Data items
##############################

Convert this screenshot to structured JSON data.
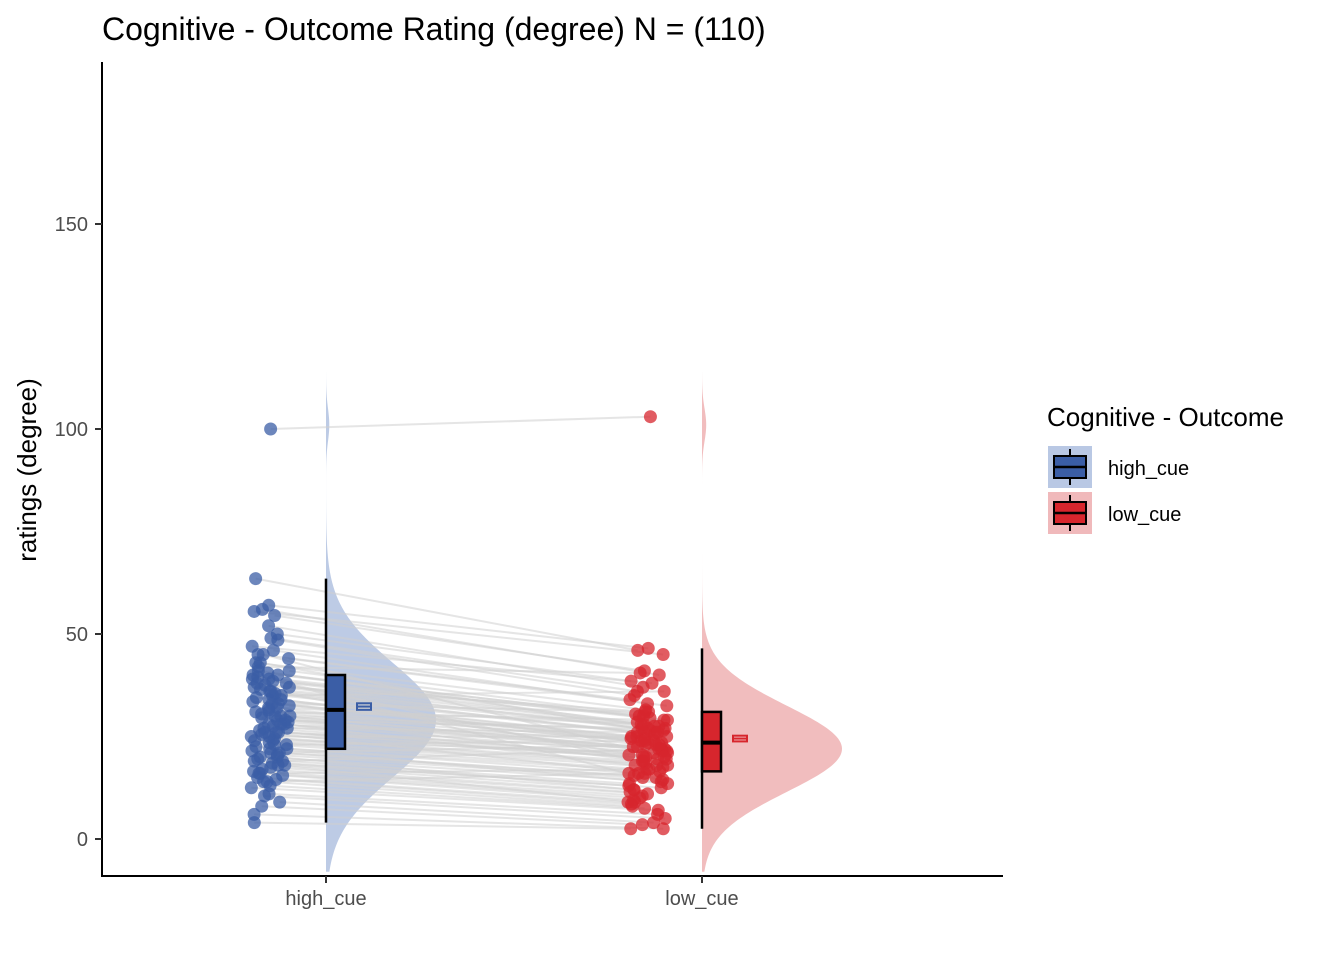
{
  "chart_data": {
    "type": "raincloud",
    "title": "Cognitive - Outcome Rating (degree) N = (110)",
    "xlabel": "",
    "ylabel": "ratings (degree)",
    "categories": [
      "high_cue",
      "low_cue"
    ],
    "ylim": [
      -8,
      185
    ],
    "yticks": [
      0,
      50,
      100,
      150
    ],
    "ytick_labels": [
      "0",
      "50",
      "100",
      "150"
    ],
    "grid": false,
    "legend": {
      "title": "Cognitive - Outcome",
      "position": "right",
      "entries": [
        "high_cue",
        "low_cue"
      ]
    },
    "colors": {
      "high_cue": "#3b5ea6",
      "low_cue": "#d7262d",
      "high_cue_fill": "#b9c8e4",
      "low_cue_fill": "#f0b9bb",
      "pair_line": "#cfcfcf"
    },
    "series": [
      {
        "name": "high_cue",
        "box": {
          "min": 4,
          "q1": 22,
          "median": 31.5,
          "q3": 40,
          "max": 63.5
        },
        "mean": 32.3,
        "mean_se": [
          31.5,
          33.1
        ],
        "density_peak": 29,
        "density_range": [
          -8,
          114
        ]
      },
      {
        "name": "low_cue",
        "box": {
          "min": 2.5,
          "q1": 16.5,
          "median": 23.5,
          "q3": 31,
          "max": 46.5
        },
        "mean": 24.5,
        "mean_se": [
          23.8,
          25.2
        ],
        "density_peak": 22,
        "density_range": [
          -8,
          114
        ]
      }
    ],
    "pairs": [
      [
        100.0,
        103.0
      ],
      [
        63.5,
        46.0
      ],
      [
        57.0,
        46.5
      ],
      [
        55.5,
        45.0
      ],
      [
        54.5,
        41.0
      ],
      [
        56.0,
        40.0
      ],
      [
        50.0,
        38.5
      ],
      [
        49.0,
        36.0
      ],
      [
        48.5,
        35.0
      ],
      [
        46.0,
        33.0
      ],
      [
        45.0,
        34.0
      ],
      [
        44.0,
        32.5
      ],
      [
        43.0,
        31.5
      ],
      [
        41.0,
        30.5
      ],
      [
        40.5,
        29.5
      ],
      [
        40.0,
        30.0
      ],
      [
        39.5,
        29.0
      ],
      [
        39.0,
        28.5
      ],
      [
        38.5,
        28.0
      ],
      [
        38.0,
        27.5
      ],
      [
        37.5,
        27.0
      ],
      [
        37.0,
        27.0
      ],
      [
        36.5,
        26.5
      ],
      [
        36.0,
        26.0
      ],
      [
        35.5,
        26.0
      ],
      [
        35.0,
        25.5
      ],
      [
        34.5,
        25.0
      ],
      [
        34.0,
        25.0
      ],
      [
        33.5,
        24.5
      ],
      [
        33.0,
        24.0
      ],
      [
        32.5,
        24.0
      ],
      [
        32.0,
        23.5
      ],
      [
        31.5,
        23.5
      ],
      [
        31.0,
        23.0
      ],
      [
        30.5,
        22.5
      ],
      [
        30.0,
        22.5
      ],
      [
        29.5,
        22.0
      ],
      [
        29.0,
        21.5
      ],
      [
        28.5,
        21.5
      ],
      [
        28.0,
        21.0
      ],
      [
        27.5,
        20.5
      ],
      [
        27.0,
        20.5
      ],
      [
        26.5,
        20.0
      ],
      [
        26.0,
        19.5
      ],
      [
        25.5,
        19.5
      ],
      [
        25.0,
        19.0
      ],
      [
        24.5,
        18.5
      ],
      [
        24.0,
        18.0
      ],
      [
        23.5,
        17.5
      ],
      [
        23.0,
        17.0
      ],
      [
        22.5,
        16.5
      ],
      [
        22.0,
        16.0
      ],
      [
        21.5,
        15.5
      ],
      [
        21.0,
        15.0
      ],
      [
        20.5,
        14.5
      ],
      [
        20.0,
        14.0
      ],
      [
        19.5,
        13.5
      ],
      [
        19.0,
        13.0
      ],
      [
        18.5,
        12.5
      ],
      [
        18.0,
        12.0
      ],
      [
        17.5,
        11.5
      ],
      [
        17.0,
        11.0
      ],
      [
        16.5,
        10.5
      ],
      [
        16.0,
        10.0
      ],
      [
        15.5,
        9.5
      ],
      [
        15.0,
        9.0
      ],
      [
        14.5,
        8.5
      ],
      [
        14.0,
        8.0
      ],
      [
        13.0,
        7.5
      ],
      [
        12.5,
        7.0
      ],
      [
        11.0,
        6.0
      ],
      [
        10.5,
        5.0
      ],
      [
        9.0,
        4.0
      ],
      [
        8.0,
        3.5
      ],
      [
        6.0,
        2.5
      ],
      [
        4.0,
        2.5
      ],
      [
        42.0,
        40.5
      ],
      [
        47.0,
        38.0
      ],
      [
        52.0,
        37.0
      ],
      [
        35.0,
        36.0
      ],
      [
        33.0,
        31.0
      ],
      [
        31.0,
        29.0
      ],
      [
        29.0,
        27.0
      ],
      [
        27.0,
        26.0
      ],
      [
        25.0,
        25.0
      ],
      [
        23.0,
        24.0
      ],
      [
        21.0,
        23.0
      ],
      [
        19.0,
        22.0
      ],
      [
        24.0,
        21.0
      ],
      [
        26.0,
        22.0
      ],
      [
        28.0,
        24.5
      ],
      [
        30.0,
        26.5
      ],
      [
        32.0,
        28.0
      ],
      [
        34.0,
        23.0
      ],
      [
        36.0,
        20.0
      ],
      [
        38.0,
        18.0
      ],
      [
        40.0,
        15.0
      ],
      [
        22.0,
        13.5
      ],
      [
        20.0,
        12.0
      ],
      [
        18.0,
        9.0
      ],
      [
        16.0,
        17.0
      ],
      [
        14.0,
        16.0
      ],
      [
        37.0,
        31.0
      ],
      [
        39.0,
        30.0
      ],
      [
        41.0,
        27.5
      ],
      [
        43.0,
        26.0
      ],
      [
        45.0,
        20.0
      ],
      [
        30.0,
        19.0
      ],
      [
        28.0,
        18.0
      ],
      [
        26.0,
        16.0
      ]
    ]
  }
}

##############################

**REQUIRED TASK:** Filter the data, keeping only the lines that contain "title".

**ANSWER TO THE PROBLEM:**
    "title": "Cognitive - Outcome Rating (degree) N = (110)",
      "title": "Cognitive - Outcome",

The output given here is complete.